**Data supplied**
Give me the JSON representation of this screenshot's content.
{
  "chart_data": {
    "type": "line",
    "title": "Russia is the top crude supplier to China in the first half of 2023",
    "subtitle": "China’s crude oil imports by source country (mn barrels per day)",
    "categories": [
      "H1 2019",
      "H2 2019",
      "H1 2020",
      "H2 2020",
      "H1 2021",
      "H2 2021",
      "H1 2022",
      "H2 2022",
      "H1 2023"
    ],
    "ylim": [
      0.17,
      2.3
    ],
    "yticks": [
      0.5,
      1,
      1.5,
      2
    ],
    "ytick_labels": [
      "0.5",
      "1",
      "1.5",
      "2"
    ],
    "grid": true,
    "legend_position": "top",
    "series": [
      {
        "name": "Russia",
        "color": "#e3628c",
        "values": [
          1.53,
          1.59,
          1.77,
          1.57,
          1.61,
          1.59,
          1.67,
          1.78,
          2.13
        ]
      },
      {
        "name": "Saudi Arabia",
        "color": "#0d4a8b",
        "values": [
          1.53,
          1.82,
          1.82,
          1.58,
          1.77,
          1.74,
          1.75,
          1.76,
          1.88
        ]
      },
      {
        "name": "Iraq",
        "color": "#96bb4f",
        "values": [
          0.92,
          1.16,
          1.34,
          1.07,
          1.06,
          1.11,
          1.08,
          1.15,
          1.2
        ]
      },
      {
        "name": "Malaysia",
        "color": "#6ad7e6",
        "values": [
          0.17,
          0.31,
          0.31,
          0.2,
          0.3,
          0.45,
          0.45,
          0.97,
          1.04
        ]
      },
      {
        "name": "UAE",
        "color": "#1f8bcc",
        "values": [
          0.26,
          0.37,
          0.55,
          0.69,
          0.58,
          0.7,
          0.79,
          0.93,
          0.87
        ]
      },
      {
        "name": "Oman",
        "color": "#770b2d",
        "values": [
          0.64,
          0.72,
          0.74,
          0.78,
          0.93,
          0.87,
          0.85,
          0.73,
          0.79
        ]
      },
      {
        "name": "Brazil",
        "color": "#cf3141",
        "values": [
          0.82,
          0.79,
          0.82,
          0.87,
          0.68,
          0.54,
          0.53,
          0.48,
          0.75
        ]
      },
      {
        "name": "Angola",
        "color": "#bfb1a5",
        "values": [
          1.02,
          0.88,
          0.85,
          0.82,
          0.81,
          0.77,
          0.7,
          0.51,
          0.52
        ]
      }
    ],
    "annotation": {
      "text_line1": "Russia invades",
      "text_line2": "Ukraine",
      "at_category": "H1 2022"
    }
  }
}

**Written task**
In the entries above, locate every line with the word "color" and copy it.

**Result of this task**
        "color": "#e3628c",
        "color": "#0d4a8b",
        "color": "#96bb4f",
        "color": "#6ad7e6",
        "color": "#1f8bcc",
        "color": "#770b2d",
        "color": "#cf3141",
        "color": "#bfb1a5",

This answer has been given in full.